Material supplied =
┄┄┄┄┄┄
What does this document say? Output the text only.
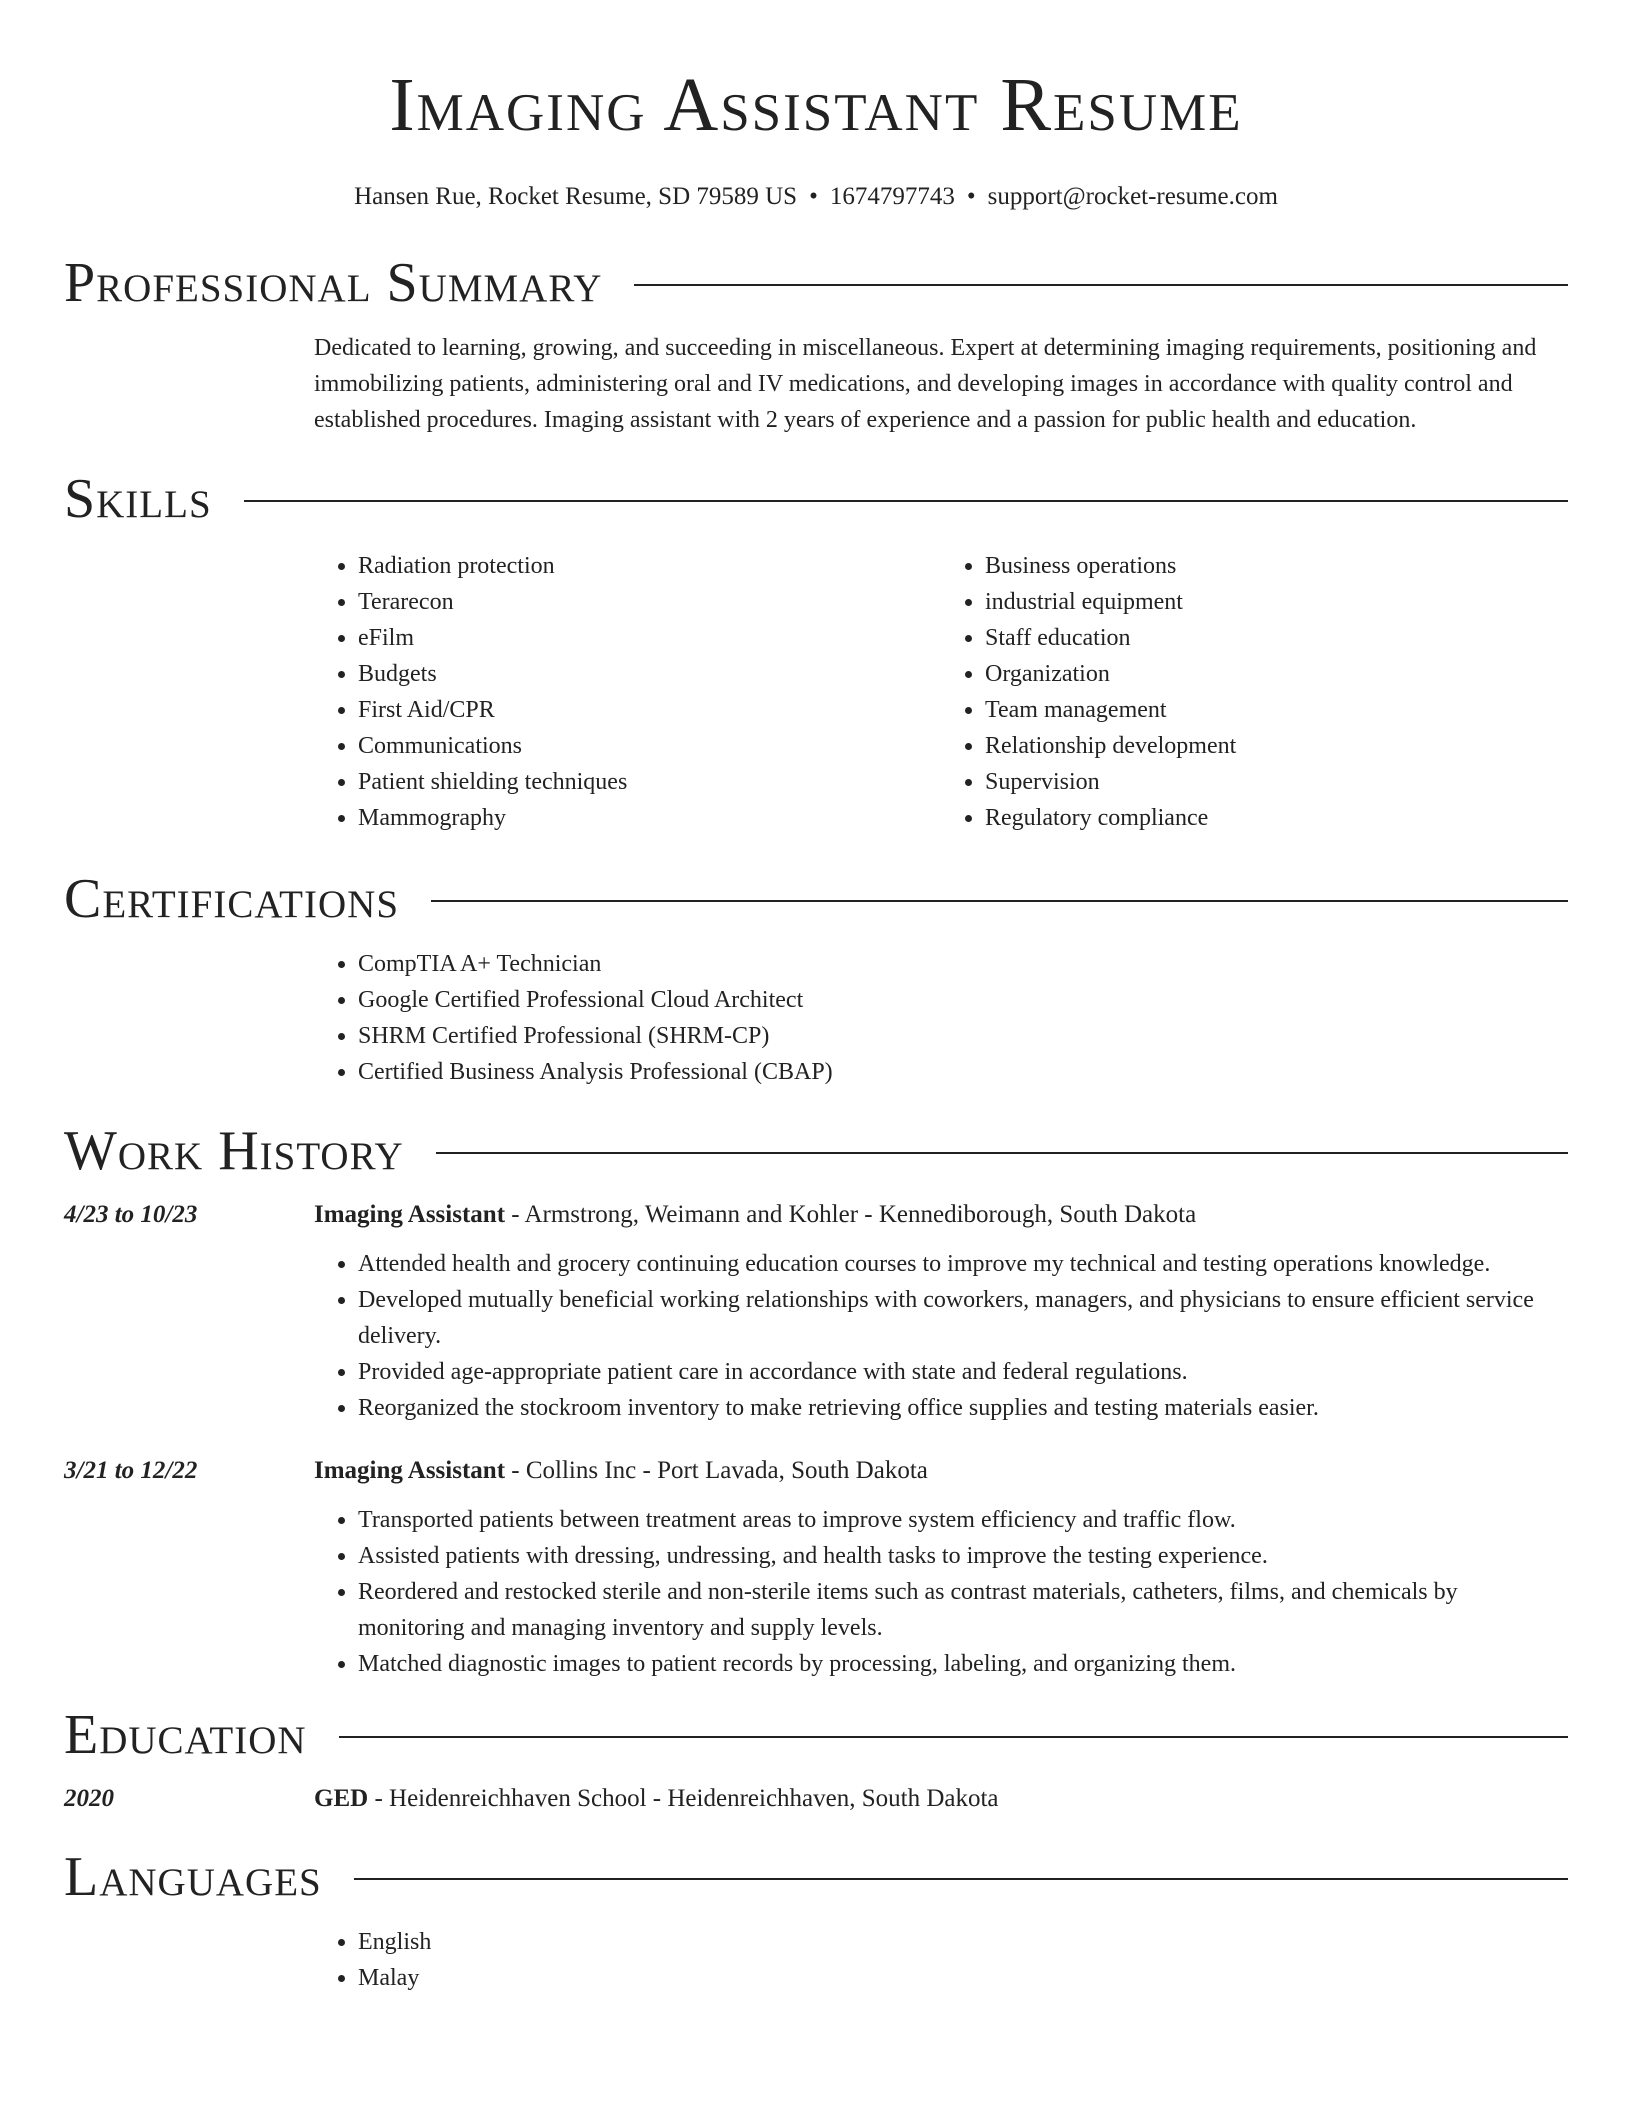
Imaging Assistant Resume
Hansen Rue, Rocket Resume, SD 79589 US • 1674797743 • support@rocket-resume.com
Professional Summary
Dedicated to learning, growing, and succeeding in miscellaneous. Expert at determining imaging requirements, positioning and immobilizing patients, administering oral and IV medications, and developing images in accordance with quality control and established procedures. Imaging assistant with 2 years of experience and a passion for public health and education.
Skills
• Radiation protection
• Terarecon
• eFilm
• Budgets
• First Aid/CPR
• Communications
• Patient shielding techniques
• Mammography
• Business operations
• industrial equipment
• Staff education
• Organization
• Team management
• Relationship development
• Supervision
• Regulatory compliance
Certifications
• CompTIA A+ Technician
• Google Certified Professional Cloud Architect
• SHRM Certified Professional (SHRM-CP)
• Certified Business Analysis Professional (CBAP)
Work History
4/23 to 10/23	Imaging Assistant - Armstrong, Weimann and Kohler - Kennediborough, South Dakota
• Attended health and grocery continuing education courses to improve my technical and testing operations knowledge.
• Developed mutually beneficial working relationships with coworkers, managers, and physicians to ensure efficient service delivery.
• Provided age-appropriate patient care in accordance with state and federal regulations.
• Reorganized the stockroom inventory to make retrieving office supplies and testing materials easier.
3/21 to 12/22	Imaging Assistant - Collins Inc - Port Lavada, South Dakota
• Transported patients between treatment areas to improve system efficiency and traffic flow.
• Assisted patients with dressing, undressing, and health tasks to improve the testing experience.
• Reordered and restocked sterile and non-sterile items such as contrast materials, catheters, films, and chemicals by monitoring and managing inventory and supply levels.
• Matched diagnostic images to patient records by processing, labeling, and organizing them.
Education
2020	GED - Heidenreichhaven School - Heidenreichhaven, South Dakota
Languages
• English
• Malay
┄┄┄┄┄┄
The task = Look through the entries above. Copy each line in which the string "South" occurs.

Result =
4/23 to 10/23	Imaging Assistant - Armstrong, Weimann and Kohler - Kennediborough, South Dakota
3/21 to 12/22	Imaging Assistant - Collins Inc - Port Lavada, South Dakota
2020	GED - Heidenreichhaven School - Heidenreichhaven, South Dakota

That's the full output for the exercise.